[Stored items from a collection]
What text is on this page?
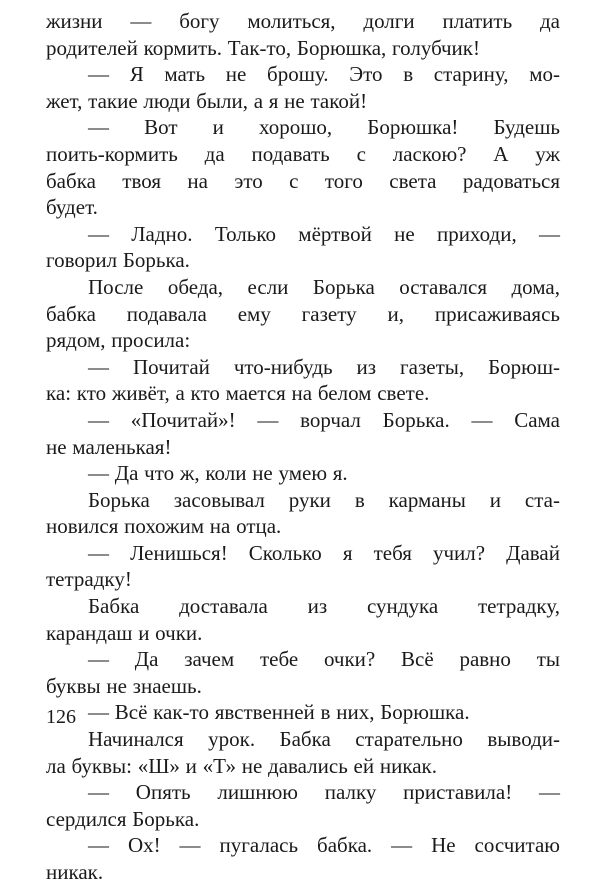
жизни — богу молиться, долги платить да
родителей кормить. Так-то, Борюшка, голубчик!
— Я мать не брошу. Это в старину, мо-
жет, такие люди были, а я не такой!
— Вот и хорошо, Борюшка! Будешь
поить-кормить да подавать с ласкою? А уж
бабка твоя на это с того света радоваться
будет.
— Ладно. Только мёртвой не приходи, —
говорил Борька.
После обеда, если Борька оставался дома,
бабка подавала ему газету и, присаживаясь
рядом, просила:
— Почитай что-нибудь из газеты, Борюш-
ка: кто живёт, а кто мается на белом свете.
— «Почитай»! — ворчал Борька. — Сама
не маленькая!
— Да что ж, коли не умею я.
Борька засовывал руки в карманы и ста-
новился похожим на отца.
— Ленишься! Сколько я тебя учил? Давай
тетрадку!
Бабка доставала из сундука тетрадку,
карандаш и очки.
— Да зачем тебе очки? Всё равно ты
буквы не знаешь.
— Всё как-то явственней в них, Борюшка.
Начинался урок. Бабка старательно выводи-
ла буквы: «Ш» и «Т» не давались ей никак.
— Опять лишнюю палку приставила! —
сердился Борька.
— Ох! — пугалась бабка. — Не сосчитаю
никак.
126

_Your task_
Output the material word for word, omitting its pictures.

_Answer to this exercise_
What text is on this page?
жизни — богу молиться, долги платить да
родителей кормить. Так-то, Борюшка, голубчик!
— Я мать не брошу. Это в старину, мо-
жет, такие люди были, а я не такой!
— Вот и хорошо, Борюшка! Будешь
поить-кормить да подавать с ласкою? А уж
бабка твоя на это с того света радоваться
будет.
— Ладно. Только мёртвой не приходи, —
говорил Борька.
После обеда, если Борька оставался дома,
бабка подавала ему газету и, присаживаясь
рядом, просила:
— Почитай что-нибудь из газеты, Борюш-
ка: кто живёт, а кто мается на белом свете.
— «Почитай»! — ворчал Борька. — Сама
не маленькая!
— Да что ж, коли не умею я.
Борька засовывал руки в карманы и ста-
новился похожим на отца.
— Ленишься! Сколько я тебя учил? Давай
тетрадку!
Бабка доставала из сундука тетрадку,
карандаш и очки.
— Да зачем тебе очки? Всё равно ты
буквы не знаешь.
— Всё как-то явственней в них, Борюшка.
Начинался урок. Бабка старательно выводи-
ла буквы: «Ш» и «Т» не давались ей никак.
— Опять лишнюю палку приставила! —
сердился Борька.
— Ох! — пугалась бабка. — Не сосчитаю
никак.
126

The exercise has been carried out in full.